**Problem statement**
Write the records below out in full, character for character, with no pictures.

** BEGIN **

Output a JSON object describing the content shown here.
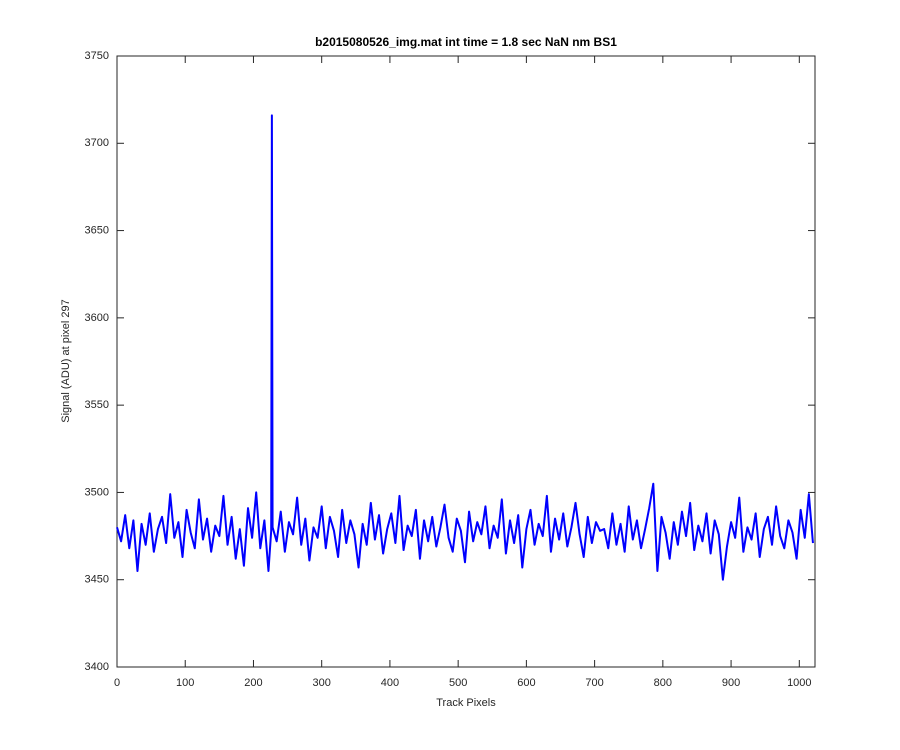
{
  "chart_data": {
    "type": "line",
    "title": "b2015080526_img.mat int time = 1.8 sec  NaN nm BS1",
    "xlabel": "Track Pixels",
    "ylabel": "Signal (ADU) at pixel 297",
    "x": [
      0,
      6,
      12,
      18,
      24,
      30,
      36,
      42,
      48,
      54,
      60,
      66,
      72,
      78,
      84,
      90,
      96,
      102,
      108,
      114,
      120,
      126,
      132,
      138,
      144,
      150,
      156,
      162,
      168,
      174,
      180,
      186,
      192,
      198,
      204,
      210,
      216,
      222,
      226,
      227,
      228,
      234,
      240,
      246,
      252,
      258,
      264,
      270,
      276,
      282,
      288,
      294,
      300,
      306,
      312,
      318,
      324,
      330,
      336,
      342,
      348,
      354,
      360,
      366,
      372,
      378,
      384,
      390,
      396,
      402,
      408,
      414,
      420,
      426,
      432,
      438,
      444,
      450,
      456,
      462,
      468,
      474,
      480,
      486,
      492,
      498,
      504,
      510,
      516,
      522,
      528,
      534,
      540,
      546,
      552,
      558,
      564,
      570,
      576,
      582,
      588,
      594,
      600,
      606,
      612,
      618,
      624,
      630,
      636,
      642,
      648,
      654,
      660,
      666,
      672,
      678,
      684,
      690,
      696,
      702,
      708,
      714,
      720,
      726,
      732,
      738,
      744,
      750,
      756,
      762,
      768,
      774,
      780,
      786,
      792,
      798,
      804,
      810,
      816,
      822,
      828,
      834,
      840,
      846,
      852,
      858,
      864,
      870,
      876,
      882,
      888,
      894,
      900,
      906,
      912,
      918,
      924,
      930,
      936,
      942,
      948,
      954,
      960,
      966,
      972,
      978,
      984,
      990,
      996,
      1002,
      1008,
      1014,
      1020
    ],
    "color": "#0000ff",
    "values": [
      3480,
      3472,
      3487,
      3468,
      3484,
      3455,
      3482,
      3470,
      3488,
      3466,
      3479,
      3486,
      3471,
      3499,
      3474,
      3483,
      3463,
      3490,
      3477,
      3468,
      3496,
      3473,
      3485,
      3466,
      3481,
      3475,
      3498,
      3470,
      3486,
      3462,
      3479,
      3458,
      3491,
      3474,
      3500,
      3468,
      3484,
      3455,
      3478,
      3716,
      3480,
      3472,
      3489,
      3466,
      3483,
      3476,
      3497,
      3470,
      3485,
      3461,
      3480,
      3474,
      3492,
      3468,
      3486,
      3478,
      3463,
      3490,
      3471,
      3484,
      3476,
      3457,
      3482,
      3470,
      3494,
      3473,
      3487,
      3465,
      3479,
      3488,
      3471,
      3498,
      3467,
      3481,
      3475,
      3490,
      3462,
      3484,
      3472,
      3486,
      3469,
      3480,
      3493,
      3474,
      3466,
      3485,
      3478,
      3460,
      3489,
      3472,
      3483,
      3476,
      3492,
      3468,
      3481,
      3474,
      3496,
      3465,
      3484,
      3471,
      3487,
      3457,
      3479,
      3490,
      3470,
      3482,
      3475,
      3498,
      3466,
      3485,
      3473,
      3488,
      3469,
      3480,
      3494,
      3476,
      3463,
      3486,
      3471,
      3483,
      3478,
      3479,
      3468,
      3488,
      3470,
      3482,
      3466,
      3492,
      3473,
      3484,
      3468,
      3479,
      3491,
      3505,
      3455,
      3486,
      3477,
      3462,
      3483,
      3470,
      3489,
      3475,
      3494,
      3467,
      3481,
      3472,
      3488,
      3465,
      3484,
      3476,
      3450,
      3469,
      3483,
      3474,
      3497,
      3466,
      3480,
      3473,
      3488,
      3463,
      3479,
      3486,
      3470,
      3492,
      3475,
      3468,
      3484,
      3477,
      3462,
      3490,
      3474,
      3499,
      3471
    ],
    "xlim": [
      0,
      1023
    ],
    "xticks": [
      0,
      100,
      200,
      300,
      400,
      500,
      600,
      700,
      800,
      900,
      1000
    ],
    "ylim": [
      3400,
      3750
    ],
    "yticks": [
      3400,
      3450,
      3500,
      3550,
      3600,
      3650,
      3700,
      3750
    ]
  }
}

** END **

**Written solution**
Output a JSON object describing the content shown here.
{
  "chart_data": {
    "type": "line",
    "title": "b2015080526_img.mat int time = 1.8 sec  NaN nm BS1",
    "xlabel": "Track Pixels",
    "ylabel": "Signal (ADU) at pixel 297",
    "x": [
      0,
      6,
      12,
      18,
      24,
      30,
      36,
      42,
      48,
      54,
      60,
      66,
      72,
      78,
      84,
      90,
      96,
      102,
      108,
      114,
      120,
      126,
      132,
      138,
      144,
      150,
      156,
      162,
      168,
      174,
      180,
      186,
      192,
      198,
      204,
      210,
      216,
      222,
      226,
      227,
      228,
      234,
      240,
      246,
      252,
      258,
      264,
      270,
      276,
      282,
      288,
      294,
      300,
      306,
      312,
      318,
      324,
      330,
      336,
      342,
      348,
      354,
      360,
      366,
      372,
      378,
      384,
      390,
      396,
      402,
      408,
      414,
      420,
      426,
      432,
      438,
      444,
      450,
      456,
      462,
      468,
      474,
      480,
      486,
      492,
      498,
      504,
      510,
      516,
      522,
      528,
      534,
      540,
      546,
      552,
      558,
      564,
      570,
      576,
      582,
      588,
      594,
      600,
      606,
      612,
      618,
      624,
      630,
      636,
      642,
      648,
      654,
      660,
      666,
      672,
      678,
      684,
      690,
      696,
      702,
      708,
      714,
      720,
      726,
      732,
      738,
      744,
      750,
      756,
      762,
      768,
      774,
      780,
      786,
      792,
      798,
      804,
      810,
      816,
      822,
      828,
      834,
      840,
      846,
      852,
      858,
      864,
      870,
      876,
      882,
      888,
      894,
      900,
      906,
      912,
      918,
      924,
      930,
      936,
      942,
      948,
      954,
      960,
      966,
      972,
      978,
      984,
      990,
      996,
      1002,
      1008,
      1014,
      1020
    ],
    "color": "#0000ff",
    "values": [
      3480,
      3472,
      3487,
      3468,
      3484,
      3455,
      3482,
      3470,
      3488,
      3466,
      3479,
      3486,
      3471,
      3499,
      3474,
      3483,
      3463,
      3490,
      3477,
      3468,
      3496,
      3473,
      3485,
      3466,
      3481,
      3475,
      3498,
      3470,
      3486,
      3462,
      3479,
      3458,
      3491,
      3474,
      3500,
      3468,
      3484,
      3455,
      3478,
      3716,
      3480,
      3472,
      3489,
      3466,
      3483,
      3476,
      3497,
      3470,
      3485,
      3461,
      3480,
      3474,
      3492,
      3468,
      3486,
      3478,
      3463,
      3490,
      3471,
      3484,
      3476,
      3457,
      3482,
      3470,
      3494,
      3473,
      3487,
      3465,
      3479,
      3488,
      3471,
      3498,
      3467,
      3481,
      3475,
      3490,
      3462,
      3484,
      3472,
      3486,
      3469,
      3480,
      3493,
      3474,
      3466,
      3485,
      3478,
      3460,
      3489,
      3472,
      3483,
      3476,
      3492,
      3468,
      3481,
      3474,
      3496,
      3465,
      3484,
      3471,
      3487,
      3457,
      3479,
      3490,
      3470,
      3482,
      3475,
      3498,
      3466,
      3485,
      3473,
      3488,
      3469,
      3480,
      3494,
      3476,
      3463,
      3486,
      3471,
      3483,
      3478,
      3479,
      3468,
      3488,
      3470,
      3482,
      3466,
      3492,
      3473,
      3484,
      3468,
      3479,
      3491,
      3505,
      3455,
      3486,
      3477,
      3462,
      3483,
      3470,
      3489,
      3475,
      3494,
      3467,
      3481,
      3472,
      3488,
      3465,
      3484,
      3476,
      3450,
      3469,
      3483,
      3474,
      3497,
      3466,
      3480,
      3473,
      3488,
      3463,
      3479,
      3486,
      3470,
      3492,
      3475,
      3468,
      3484,
      3477,
      3462,
      3490,
      3474,
      3499,
      3471
    ],
    "xlim": [
      0,
      1023
    ],
    "xticks": [
      0,
      100,
      200,
      300,
      400,
      500,
      600,
      700,
      800,
      900,
      1000
    ],
    "ylim": [
      3400,
      3750
    ],
    "yticks": [
      3400,
      3450,
      3500,
      3550,
      3600,
      3650,
      3700,
      3750
    ]
  }
}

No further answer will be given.